■ Your task ■
Report how many lines hold the word "położone"; give nothing but the number.

++++ Supplied data ++++

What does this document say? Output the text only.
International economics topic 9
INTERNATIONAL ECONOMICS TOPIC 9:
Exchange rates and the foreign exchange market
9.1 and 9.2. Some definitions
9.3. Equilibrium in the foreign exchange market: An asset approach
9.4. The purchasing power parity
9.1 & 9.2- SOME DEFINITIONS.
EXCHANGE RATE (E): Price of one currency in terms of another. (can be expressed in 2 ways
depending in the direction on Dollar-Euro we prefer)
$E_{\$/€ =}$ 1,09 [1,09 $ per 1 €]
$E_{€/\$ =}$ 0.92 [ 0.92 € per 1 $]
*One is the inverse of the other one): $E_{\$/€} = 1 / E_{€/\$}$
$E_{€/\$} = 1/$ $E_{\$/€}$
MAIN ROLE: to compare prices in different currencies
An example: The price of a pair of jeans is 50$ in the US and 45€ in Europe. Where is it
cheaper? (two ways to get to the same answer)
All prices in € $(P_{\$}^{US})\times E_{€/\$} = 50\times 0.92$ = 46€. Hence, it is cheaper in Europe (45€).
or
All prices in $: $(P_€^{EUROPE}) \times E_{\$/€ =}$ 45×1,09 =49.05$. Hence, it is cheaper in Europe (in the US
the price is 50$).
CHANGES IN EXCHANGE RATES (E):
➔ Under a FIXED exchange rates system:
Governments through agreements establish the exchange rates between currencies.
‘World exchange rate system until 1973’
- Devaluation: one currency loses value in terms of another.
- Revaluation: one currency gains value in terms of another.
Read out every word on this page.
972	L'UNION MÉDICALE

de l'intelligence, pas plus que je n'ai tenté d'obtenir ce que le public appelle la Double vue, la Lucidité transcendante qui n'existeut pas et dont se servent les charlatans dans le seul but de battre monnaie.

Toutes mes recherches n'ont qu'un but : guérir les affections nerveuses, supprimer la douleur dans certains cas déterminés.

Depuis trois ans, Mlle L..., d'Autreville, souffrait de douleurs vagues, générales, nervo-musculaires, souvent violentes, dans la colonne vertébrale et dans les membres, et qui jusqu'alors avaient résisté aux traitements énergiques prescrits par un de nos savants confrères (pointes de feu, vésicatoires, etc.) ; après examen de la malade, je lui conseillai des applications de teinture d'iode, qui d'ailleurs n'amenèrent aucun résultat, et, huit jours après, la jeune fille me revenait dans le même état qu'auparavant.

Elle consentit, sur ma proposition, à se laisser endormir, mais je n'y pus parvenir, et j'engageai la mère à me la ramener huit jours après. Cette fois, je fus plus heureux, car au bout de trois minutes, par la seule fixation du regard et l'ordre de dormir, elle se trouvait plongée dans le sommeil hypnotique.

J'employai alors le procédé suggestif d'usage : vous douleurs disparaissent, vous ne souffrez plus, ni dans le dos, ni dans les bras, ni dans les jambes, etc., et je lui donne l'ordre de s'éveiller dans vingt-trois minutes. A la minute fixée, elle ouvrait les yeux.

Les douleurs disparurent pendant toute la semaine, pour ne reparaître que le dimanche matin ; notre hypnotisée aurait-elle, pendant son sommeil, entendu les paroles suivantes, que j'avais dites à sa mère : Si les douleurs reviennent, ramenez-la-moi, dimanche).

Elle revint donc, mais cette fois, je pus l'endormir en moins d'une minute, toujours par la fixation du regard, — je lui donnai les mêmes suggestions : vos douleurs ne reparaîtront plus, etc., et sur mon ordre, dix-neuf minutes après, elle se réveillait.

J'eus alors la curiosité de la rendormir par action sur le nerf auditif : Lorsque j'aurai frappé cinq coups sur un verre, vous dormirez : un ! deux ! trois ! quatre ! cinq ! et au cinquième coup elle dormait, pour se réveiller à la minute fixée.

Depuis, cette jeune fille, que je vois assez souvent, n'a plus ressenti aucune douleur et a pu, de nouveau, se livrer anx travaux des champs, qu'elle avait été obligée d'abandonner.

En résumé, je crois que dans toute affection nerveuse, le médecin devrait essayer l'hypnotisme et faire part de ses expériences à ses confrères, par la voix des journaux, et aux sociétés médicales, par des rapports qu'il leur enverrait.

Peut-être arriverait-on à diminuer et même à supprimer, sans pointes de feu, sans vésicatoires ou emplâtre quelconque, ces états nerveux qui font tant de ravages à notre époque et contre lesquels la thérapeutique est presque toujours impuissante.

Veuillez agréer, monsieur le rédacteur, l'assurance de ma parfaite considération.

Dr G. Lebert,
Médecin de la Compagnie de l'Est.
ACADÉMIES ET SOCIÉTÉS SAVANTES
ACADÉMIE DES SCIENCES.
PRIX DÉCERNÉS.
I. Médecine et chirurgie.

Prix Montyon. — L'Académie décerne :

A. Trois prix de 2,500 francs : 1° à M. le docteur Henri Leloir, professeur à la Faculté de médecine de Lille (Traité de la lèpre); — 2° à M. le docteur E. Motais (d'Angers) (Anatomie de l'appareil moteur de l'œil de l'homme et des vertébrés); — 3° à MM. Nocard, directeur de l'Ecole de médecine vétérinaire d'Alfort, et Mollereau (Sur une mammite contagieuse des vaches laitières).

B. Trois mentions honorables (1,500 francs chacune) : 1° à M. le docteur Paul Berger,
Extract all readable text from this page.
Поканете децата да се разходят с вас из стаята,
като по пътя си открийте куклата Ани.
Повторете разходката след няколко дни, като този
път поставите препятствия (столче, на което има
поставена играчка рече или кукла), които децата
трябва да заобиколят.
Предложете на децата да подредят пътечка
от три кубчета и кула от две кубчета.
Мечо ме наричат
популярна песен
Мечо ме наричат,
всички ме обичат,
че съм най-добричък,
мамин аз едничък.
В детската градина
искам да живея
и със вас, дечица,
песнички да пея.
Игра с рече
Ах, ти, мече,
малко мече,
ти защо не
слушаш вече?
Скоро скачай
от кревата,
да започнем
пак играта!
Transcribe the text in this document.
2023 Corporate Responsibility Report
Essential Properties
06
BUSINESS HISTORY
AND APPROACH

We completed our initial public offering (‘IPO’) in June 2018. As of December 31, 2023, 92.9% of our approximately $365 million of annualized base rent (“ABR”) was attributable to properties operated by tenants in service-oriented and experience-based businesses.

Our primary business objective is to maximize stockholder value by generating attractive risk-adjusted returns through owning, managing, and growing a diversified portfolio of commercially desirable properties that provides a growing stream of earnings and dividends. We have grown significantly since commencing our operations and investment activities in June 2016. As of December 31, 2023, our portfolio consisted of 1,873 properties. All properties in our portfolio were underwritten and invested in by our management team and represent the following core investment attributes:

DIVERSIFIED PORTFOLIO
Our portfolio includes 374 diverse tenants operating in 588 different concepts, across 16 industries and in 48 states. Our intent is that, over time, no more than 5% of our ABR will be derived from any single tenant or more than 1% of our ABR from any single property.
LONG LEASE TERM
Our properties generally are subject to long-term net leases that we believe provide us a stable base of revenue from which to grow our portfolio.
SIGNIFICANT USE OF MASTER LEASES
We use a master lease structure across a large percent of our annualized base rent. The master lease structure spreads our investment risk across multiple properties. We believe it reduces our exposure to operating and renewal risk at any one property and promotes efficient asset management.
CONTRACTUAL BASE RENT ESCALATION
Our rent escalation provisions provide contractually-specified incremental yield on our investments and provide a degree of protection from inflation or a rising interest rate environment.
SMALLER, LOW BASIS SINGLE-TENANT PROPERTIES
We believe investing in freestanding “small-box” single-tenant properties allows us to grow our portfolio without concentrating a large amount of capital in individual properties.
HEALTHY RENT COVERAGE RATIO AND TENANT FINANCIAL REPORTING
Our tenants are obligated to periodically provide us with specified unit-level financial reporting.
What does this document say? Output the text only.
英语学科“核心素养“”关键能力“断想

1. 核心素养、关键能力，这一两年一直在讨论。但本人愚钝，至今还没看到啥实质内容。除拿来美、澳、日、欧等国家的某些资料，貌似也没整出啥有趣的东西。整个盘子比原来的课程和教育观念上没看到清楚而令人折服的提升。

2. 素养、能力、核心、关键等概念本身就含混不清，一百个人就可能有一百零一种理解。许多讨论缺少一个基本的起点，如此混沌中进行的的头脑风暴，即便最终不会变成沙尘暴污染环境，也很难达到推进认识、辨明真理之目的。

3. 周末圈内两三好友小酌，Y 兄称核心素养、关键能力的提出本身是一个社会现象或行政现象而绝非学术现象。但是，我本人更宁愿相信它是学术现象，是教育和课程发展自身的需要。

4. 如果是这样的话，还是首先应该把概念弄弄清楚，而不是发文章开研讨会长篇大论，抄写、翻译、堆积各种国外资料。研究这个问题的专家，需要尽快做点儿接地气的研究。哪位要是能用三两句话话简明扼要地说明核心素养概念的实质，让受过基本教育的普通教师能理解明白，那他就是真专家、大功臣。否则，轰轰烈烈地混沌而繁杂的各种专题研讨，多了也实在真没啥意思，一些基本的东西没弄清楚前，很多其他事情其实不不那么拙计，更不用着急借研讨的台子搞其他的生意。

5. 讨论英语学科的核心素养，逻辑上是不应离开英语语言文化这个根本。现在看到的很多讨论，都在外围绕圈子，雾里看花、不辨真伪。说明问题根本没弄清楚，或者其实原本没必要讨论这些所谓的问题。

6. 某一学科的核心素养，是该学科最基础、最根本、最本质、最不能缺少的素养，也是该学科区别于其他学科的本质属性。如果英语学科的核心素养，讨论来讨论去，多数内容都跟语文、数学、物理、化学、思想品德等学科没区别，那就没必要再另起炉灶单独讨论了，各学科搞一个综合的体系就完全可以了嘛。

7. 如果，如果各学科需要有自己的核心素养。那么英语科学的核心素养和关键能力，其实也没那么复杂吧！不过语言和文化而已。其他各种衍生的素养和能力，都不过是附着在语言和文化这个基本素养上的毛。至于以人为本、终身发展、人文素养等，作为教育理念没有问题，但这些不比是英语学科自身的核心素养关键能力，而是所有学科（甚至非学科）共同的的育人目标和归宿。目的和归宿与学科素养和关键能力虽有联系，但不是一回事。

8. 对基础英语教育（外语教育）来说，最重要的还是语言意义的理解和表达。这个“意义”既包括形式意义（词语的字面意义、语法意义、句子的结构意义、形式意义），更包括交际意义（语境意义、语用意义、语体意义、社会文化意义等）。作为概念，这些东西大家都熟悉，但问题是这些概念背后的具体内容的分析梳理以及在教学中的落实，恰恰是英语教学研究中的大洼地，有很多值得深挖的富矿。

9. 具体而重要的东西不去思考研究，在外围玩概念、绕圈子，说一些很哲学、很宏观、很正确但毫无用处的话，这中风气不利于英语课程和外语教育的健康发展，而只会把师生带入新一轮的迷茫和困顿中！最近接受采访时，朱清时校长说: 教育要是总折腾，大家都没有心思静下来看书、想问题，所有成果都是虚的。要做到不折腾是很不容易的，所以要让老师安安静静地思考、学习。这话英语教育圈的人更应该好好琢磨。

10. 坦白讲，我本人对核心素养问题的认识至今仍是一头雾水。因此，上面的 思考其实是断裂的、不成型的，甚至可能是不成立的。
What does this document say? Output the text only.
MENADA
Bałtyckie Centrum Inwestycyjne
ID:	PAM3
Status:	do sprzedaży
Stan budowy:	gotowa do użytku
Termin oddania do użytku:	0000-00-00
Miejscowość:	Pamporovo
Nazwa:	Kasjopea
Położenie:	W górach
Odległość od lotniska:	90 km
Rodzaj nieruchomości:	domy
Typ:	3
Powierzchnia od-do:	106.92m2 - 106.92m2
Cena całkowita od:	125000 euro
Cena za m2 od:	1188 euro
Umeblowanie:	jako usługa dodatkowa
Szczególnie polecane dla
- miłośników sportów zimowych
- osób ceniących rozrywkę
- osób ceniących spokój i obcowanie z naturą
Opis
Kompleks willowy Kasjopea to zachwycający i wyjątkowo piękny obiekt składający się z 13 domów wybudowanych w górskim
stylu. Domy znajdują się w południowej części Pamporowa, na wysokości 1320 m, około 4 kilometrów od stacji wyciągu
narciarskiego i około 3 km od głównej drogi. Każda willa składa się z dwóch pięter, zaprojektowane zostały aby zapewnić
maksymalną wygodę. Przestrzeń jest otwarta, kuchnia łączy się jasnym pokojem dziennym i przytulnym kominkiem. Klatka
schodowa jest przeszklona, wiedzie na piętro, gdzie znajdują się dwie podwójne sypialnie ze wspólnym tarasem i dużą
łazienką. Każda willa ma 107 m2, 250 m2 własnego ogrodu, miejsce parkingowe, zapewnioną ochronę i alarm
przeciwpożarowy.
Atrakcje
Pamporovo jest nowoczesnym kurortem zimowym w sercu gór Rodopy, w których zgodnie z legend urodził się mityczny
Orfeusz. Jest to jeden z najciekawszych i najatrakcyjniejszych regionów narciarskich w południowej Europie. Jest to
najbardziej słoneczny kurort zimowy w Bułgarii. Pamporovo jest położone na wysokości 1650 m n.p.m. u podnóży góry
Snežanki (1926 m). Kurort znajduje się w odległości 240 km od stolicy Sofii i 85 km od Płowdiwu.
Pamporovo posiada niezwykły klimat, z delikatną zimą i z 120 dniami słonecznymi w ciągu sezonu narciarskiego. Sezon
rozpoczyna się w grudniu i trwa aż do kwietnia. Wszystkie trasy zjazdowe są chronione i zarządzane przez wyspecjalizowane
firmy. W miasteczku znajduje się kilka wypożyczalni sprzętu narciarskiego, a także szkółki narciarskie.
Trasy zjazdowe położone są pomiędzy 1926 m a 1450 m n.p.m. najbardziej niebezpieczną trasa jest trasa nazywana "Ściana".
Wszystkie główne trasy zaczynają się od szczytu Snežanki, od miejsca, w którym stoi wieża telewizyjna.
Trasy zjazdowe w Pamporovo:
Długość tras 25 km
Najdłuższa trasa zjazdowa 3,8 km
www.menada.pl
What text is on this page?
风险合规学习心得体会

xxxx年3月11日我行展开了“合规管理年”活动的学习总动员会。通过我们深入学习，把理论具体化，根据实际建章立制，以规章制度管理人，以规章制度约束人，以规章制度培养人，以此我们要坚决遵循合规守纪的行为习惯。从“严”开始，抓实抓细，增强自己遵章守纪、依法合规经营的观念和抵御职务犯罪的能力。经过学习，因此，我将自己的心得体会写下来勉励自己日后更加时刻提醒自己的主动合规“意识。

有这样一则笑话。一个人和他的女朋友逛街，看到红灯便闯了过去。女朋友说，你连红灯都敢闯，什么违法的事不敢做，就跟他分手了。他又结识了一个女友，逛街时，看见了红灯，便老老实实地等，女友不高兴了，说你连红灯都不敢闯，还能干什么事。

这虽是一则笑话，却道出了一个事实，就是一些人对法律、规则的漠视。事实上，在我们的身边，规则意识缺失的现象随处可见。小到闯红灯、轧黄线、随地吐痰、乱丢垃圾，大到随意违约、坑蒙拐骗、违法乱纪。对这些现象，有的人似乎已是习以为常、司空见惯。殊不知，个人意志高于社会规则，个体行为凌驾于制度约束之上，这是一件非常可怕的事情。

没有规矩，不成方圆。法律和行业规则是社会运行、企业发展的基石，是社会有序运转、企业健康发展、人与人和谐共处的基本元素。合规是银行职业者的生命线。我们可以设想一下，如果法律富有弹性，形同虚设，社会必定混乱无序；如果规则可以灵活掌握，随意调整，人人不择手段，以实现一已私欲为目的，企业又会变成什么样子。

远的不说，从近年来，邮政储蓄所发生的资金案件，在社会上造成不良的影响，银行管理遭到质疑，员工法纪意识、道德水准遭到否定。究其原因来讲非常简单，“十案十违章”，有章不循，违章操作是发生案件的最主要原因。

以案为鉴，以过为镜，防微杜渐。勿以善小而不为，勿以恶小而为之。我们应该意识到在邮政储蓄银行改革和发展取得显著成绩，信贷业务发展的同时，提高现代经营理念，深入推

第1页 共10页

++++

■ Written response ■
2